[Data excerpts]
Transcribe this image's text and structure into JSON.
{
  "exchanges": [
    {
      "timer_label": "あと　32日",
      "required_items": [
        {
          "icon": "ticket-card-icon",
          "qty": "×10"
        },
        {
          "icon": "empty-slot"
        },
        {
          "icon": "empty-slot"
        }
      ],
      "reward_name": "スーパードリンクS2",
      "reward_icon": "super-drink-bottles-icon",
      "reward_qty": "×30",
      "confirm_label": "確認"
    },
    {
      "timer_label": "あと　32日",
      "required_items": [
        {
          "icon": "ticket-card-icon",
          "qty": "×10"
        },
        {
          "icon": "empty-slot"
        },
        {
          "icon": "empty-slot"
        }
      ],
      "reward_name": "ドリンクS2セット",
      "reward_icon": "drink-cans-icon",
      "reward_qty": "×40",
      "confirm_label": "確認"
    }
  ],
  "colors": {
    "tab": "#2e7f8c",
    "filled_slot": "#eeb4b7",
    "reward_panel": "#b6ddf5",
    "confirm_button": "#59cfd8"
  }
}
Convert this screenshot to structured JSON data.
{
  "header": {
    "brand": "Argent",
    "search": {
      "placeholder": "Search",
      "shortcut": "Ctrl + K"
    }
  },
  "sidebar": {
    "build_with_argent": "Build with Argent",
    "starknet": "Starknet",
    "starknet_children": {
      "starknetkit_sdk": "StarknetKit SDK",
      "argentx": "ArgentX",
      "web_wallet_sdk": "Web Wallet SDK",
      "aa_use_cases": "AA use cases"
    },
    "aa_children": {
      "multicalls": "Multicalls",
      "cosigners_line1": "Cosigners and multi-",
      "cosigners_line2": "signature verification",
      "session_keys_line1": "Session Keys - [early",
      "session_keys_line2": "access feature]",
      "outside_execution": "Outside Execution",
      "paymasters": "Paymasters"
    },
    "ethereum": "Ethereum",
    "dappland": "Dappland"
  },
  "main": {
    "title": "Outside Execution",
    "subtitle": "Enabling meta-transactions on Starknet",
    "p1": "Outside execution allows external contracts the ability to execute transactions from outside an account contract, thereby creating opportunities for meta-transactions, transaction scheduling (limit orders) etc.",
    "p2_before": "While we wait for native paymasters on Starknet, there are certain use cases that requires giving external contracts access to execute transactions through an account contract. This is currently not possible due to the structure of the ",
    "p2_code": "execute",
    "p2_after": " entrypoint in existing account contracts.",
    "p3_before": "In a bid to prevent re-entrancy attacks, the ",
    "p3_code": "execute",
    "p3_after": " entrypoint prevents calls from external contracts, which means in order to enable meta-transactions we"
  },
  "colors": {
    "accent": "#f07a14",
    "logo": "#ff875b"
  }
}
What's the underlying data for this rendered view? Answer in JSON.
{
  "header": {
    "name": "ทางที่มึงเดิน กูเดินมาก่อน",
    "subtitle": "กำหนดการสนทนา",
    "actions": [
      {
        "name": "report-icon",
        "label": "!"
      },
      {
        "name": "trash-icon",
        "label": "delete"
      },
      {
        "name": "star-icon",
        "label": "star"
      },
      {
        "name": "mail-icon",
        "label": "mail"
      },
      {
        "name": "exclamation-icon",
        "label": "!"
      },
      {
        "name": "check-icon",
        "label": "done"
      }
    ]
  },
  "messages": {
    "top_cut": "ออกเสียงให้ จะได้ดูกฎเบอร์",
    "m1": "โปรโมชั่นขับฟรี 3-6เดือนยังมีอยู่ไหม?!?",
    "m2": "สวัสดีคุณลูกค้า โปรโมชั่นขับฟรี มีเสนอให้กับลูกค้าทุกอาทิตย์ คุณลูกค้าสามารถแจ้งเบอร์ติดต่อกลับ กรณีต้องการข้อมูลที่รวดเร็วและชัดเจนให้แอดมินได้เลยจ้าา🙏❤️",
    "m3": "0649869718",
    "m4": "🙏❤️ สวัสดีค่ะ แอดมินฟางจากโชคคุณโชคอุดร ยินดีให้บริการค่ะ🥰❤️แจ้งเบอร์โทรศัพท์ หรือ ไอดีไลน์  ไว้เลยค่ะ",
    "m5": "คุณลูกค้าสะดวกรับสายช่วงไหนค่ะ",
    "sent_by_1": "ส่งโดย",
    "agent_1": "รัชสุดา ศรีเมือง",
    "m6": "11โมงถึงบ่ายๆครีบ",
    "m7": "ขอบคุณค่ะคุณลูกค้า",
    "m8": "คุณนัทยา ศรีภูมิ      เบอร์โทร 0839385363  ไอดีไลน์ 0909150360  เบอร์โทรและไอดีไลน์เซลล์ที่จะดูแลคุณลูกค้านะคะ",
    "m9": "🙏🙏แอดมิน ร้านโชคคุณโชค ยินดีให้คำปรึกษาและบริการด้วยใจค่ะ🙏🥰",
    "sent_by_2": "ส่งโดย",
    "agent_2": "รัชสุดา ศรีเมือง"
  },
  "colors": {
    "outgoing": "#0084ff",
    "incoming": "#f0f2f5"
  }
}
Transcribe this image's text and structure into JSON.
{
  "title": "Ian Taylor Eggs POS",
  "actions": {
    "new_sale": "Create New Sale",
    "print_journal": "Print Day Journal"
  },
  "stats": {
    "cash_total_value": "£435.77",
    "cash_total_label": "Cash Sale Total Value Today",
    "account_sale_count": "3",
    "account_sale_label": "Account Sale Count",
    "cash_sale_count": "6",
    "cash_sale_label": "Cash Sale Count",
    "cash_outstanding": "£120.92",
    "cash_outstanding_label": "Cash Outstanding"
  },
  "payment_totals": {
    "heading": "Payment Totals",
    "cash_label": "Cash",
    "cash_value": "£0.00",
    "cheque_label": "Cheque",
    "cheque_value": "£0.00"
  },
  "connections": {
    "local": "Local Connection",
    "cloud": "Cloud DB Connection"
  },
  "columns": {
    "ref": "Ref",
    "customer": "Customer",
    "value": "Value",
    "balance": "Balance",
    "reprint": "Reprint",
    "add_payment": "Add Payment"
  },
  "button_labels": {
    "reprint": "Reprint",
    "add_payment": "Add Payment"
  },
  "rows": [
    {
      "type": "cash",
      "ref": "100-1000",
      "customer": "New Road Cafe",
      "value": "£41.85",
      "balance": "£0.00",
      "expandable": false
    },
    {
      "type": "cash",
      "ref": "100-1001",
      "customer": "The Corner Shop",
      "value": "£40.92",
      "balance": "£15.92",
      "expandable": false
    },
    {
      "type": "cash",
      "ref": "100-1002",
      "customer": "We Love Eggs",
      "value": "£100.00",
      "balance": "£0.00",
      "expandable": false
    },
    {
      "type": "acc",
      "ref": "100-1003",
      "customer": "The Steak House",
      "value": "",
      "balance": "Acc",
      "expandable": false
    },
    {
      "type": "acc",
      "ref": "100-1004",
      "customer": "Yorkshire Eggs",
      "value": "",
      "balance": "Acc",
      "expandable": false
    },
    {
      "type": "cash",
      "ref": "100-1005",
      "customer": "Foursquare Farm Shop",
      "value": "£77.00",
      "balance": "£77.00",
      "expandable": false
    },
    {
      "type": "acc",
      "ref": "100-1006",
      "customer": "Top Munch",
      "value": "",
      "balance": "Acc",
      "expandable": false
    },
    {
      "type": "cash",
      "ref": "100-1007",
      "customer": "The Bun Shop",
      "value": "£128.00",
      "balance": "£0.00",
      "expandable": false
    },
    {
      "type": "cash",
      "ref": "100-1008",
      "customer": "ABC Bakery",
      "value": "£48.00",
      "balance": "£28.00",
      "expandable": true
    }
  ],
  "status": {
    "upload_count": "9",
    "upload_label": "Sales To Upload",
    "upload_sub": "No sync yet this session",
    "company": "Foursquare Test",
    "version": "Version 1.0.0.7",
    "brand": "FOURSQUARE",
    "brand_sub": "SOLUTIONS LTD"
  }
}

[Set exercise] Copy out every line of the data that includes "entrypoint".

[The output]
    "p2_after": " entrypoint in existing account contracts.",
    "p3_after": " entrypoint prevents calls from external contracts, which means in order to enable meta-transactions we"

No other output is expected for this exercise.